Data records:
■ ■ ■ ■ ■ ■ ■

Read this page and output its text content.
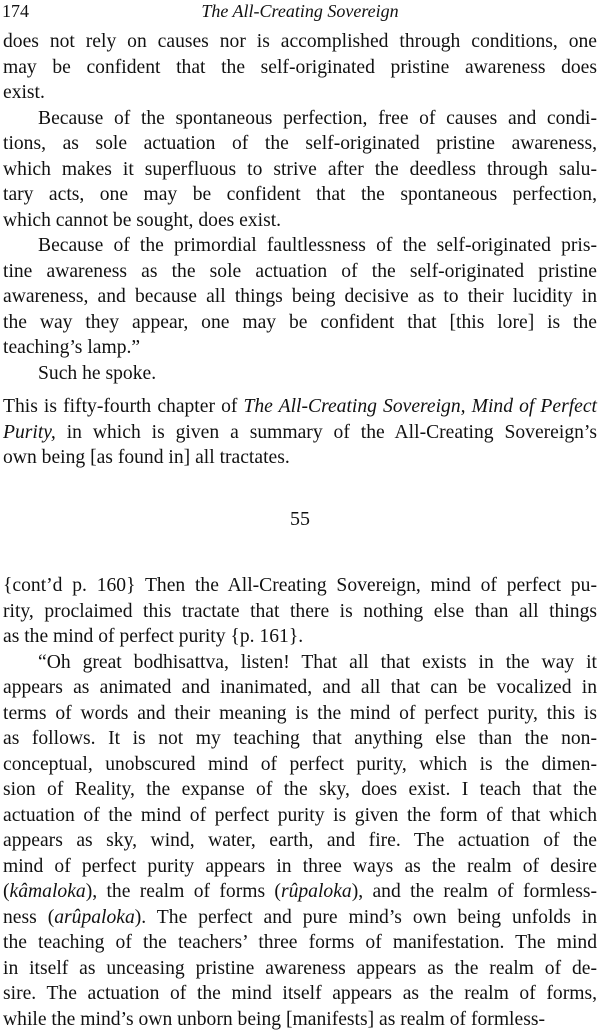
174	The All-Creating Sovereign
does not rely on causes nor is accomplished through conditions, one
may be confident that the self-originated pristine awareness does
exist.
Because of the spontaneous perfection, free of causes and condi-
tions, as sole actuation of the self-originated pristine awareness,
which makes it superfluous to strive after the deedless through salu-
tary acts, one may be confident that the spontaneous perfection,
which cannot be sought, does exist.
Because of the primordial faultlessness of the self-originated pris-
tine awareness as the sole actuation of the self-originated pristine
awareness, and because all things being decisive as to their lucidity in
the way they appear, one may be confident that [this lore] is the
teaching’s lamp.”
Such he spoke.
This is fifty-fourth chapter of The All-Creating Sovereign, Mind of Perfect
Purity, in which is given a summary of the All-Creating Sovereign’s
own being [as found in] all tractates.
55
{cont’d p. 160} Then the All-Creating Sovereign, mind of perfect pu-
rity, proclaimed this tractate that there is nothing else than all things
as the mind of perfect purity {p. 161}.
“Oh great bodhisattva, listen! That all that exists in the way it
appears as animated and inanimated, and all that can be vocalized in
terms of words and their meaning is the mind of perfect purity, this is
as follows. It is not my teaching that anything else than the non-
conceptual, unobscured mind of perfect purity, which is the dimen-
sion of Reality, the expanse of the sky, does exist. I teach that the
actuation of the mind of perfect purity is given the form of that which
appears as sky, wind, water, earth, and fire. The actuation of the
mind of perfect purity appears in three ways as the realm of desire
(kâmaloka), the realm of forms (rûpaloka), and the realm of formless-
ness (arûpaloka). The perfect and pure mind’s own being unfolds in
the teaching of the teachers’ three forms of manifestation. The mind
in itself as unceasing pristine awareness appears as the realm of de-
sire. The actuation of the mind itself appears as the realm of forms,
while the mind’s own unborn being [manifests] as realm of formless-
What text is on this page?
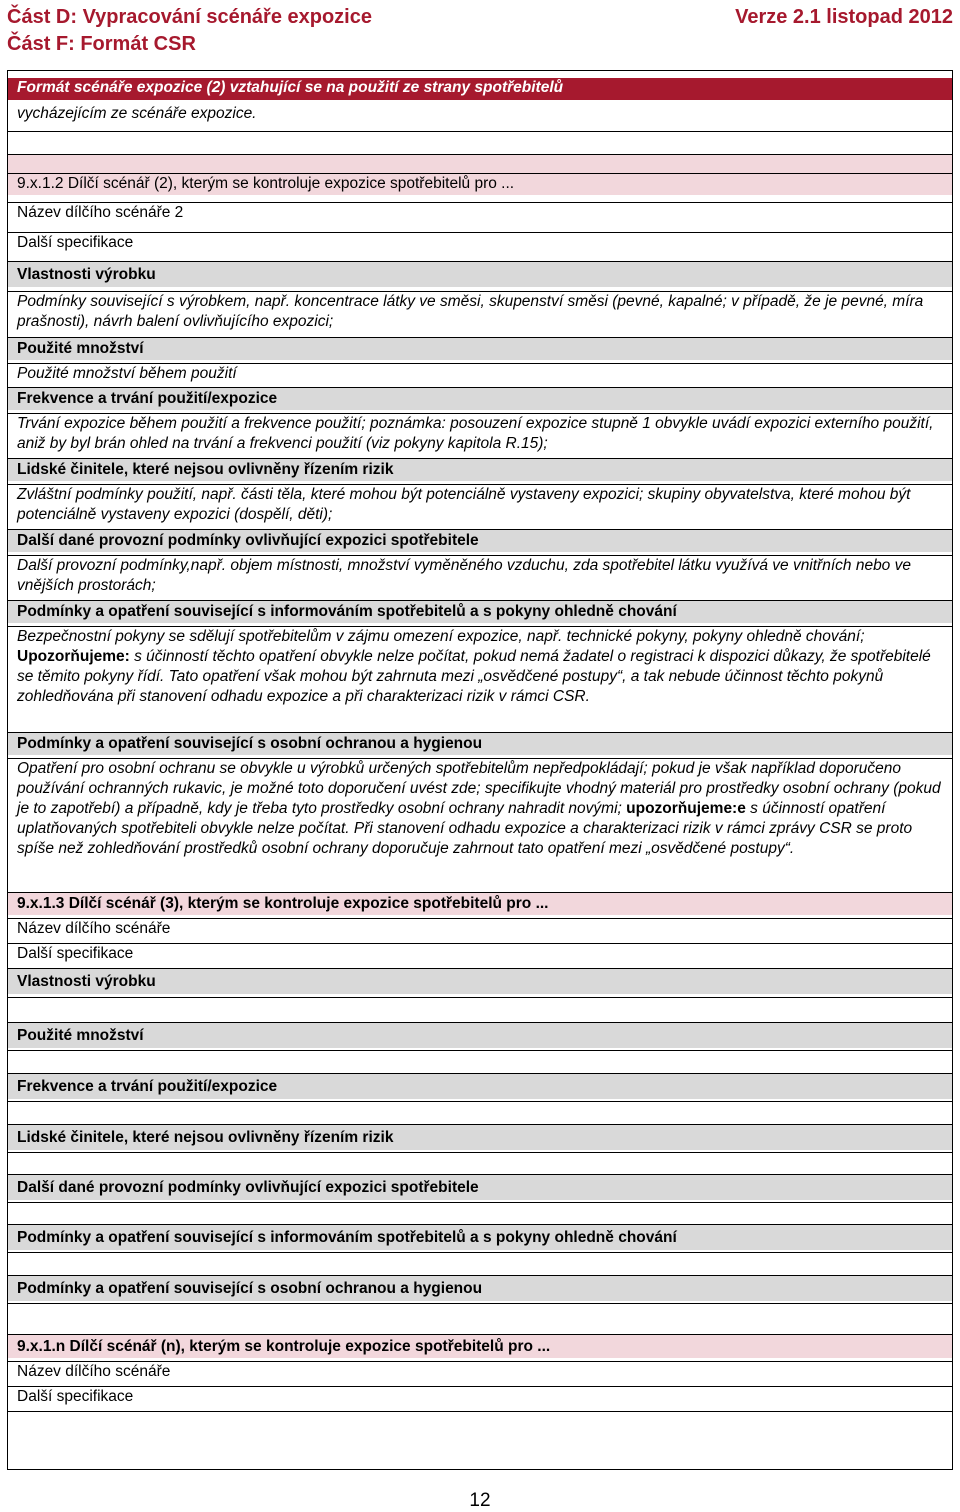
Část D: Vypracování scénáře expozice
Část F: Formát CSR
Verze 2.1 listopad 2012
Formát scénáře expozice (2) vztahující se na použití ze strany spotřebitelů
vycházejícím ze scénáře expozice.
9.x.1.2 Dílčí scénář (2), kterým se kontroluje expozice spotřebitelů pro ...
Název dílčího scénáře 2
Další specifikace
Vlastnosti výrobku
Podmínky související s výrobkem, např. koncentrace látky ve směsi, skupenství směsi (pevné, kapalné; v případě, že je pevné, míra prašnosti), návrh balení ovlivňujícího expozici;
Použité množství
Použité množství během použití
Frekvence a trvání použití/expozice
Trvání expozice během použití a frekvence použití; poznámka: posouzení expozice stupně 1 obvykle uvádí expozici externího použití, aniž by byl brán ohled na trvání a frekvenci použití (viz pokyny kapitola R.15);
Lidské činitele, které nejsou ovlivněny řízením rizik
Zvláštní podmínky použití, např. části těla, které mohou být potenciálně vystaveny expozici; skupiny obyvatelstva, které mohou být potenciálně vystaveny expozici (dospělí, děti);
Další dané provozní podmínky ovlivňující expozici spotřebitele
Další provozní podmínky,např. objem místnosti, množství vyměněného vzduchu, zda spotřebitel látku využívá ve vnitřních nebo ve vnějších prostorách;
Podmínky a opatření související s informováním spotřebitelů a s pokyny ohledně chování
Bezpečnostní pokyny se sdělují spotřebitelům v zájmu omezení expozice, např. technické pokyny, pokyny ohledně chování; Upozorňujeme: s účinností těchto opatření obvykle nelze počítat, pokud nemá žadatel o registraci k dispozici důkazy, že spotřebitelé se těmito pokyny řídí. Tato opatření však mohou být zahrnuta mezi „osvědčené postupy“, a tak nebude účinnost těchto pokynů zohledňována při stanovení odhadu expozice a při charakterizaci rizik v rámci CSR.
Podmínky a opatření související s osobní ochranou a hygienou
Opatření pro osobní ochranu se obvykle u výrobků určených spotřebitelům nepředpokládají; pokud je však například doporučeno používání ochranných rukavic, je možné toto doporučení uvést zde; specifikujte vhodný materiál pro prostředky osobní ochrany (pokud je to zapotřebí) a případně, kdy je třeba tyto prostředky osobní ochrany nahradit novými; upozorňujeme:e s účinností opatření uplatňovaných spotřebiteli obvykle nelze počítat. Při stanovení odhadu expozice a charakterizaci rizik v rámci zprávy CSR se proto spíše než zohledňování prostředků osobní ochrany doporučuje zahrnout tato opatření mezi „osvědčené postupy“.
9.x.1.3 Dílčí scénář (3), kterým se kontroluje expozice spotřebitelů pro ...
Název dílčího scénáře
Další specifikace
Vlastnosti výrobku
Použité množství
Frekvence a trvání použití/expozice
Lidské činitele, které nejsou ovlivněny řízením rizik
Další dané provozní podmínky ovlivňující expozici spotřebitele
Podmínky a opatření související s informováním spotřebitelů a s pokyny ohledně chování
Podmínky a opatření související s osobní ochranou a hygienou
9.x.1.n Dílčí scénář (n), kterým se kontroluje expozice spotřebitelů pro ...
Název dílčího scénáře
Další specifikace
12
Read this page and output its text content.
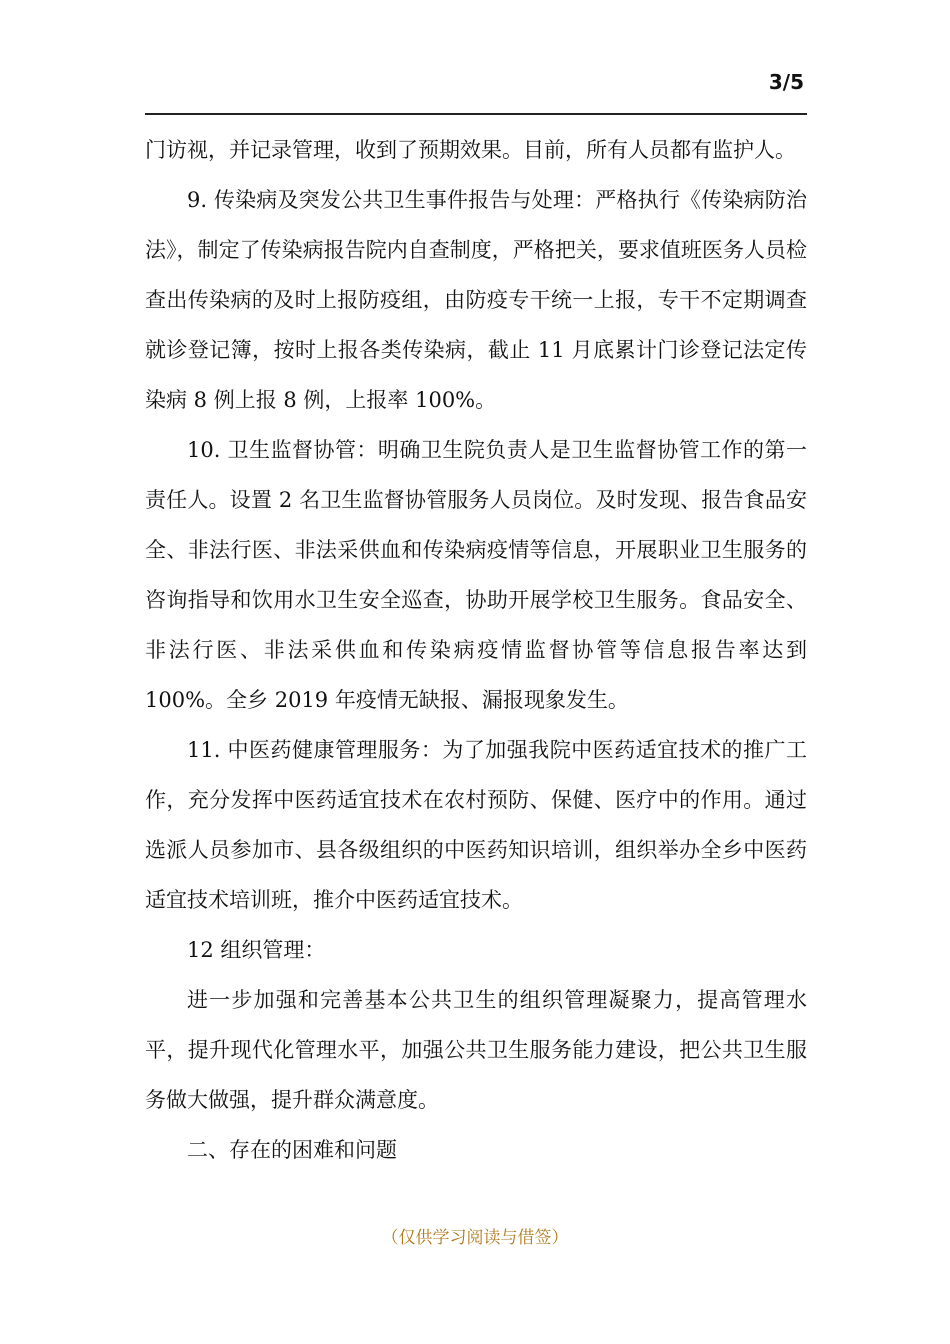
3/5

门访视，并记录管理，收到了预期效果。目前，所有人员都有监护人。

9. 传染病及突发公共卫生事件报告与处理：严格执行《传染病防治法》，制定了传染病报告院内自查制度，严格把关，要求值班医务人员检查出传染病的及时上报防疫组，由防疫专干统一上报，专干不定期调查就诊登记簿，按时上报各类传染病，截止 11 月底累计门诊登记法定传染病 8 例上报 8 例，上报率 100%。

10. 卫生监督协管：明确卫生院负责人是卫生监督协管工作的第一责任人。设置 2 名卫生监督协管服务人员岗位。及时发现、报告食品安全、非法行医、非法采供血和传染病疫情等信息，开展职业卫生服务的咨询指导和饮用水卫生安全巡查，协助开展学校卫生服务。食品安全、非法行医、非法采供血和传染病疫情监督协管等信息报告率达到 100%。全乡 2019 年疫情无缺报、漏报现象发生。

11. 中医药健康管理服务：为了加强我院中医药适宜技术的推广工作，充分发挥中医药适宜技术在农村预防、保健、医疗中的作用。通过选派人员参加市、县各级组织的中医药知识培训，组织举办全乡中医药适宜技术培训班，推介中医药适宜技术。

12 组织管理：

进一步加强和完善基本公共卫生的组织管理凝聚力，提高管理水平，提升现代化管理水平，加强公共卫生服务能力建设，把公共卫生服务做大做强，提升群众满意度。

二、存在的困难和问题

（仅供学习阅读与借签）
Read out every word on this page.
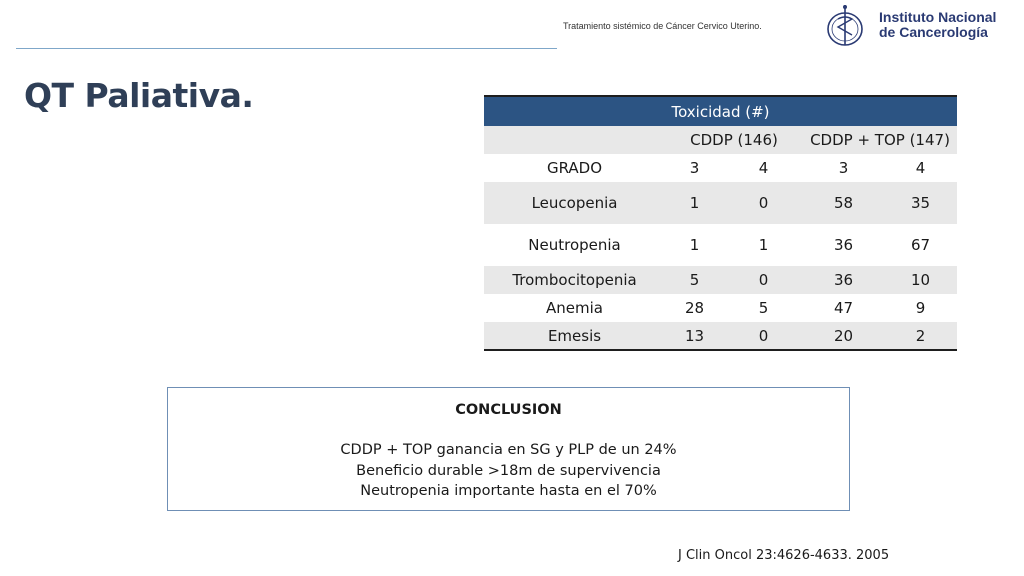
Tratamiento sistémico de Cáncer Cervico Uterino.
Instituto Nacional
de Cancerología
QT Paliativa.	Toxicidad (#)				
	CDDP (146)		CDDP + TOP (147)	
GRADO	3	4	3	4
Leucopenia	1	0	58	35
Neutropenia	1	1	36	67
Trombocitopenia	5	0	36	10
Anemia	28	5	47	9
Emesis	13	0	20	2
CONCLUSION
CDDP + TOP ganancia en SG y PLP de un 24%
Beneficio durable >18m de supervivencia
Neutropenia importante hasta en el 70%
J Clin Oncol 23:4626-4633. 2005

■ ■ ■ ■ ■ ■ ■

_Required work:_ Output a single number: how many lines contain the word "than".

_Result:_ 2